Short problem: Count every line that holds the string "Polished", and report the number alone.

Material for the task:
★ ★ ★ ★

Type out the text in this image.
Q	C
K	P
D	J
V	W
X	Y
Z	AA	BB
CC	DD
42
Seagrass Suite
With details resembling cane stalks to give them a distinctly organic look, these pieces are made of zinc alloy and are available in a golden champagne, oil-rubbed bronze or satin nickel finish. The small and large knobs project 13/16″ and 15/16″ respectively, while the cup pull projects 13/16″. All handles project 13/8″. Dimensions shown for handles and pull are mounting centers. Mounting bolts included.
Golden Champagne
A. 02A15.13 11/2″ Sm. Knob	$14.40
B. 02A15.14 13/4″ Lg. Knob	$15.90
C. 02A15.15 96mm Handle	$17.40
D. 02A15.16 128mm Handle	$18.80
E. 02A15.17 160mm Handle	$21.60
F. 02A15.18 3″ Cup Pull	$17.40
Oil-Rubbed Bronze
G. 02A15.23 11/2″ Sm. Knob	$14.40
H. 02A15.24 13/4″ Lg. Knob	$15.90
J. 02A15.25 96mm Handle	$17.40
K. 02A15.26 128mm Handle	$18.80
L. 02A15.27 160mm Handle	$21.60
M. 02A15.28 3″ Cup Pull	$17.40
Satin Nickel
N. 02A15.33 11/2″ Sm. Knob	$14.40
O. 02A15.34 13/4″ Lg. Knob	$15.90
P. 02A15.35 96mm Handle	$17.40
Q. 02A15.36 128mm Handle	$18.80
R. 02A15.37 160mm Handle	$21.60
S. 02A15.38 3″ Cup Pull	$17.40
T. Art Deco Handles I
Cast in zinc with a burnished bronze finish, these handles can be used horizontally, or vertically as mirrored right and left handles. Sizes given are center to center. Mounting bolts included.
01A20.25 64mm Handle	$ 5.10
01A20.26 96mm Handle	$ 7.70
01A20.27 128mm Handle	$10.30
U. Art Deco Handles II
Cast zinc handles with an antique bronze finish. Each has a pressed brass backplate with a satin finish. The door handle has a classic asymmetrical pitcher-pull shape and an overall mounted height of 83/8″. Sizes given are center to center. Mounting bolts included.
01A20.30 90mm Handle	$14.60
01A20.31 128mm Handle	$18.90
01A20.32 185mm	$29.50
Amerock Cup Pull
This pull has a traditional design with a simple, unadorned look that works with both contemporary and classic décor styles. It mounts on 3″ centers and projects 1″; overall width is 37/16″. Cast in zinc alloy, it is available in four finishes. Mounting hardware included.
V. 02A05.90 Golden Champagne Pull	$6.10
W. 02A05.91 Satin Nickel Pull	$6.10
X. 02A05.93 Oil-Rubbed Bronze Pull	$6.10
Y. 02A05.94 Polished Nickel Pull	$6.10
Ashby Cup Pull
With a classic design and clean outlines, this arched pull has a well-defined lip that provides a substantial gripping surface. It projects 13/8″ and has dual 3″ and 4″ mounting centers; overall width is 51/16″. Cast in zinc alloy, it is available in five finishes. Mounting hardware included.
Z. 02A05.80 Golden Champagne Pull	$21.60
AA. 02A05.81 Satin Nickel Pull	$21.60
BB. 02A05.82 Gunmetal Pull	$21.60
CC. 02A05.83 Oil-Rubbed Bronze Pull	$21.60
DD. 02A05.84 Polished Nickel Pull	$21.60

★ ★ ★ ★

Final answer: 2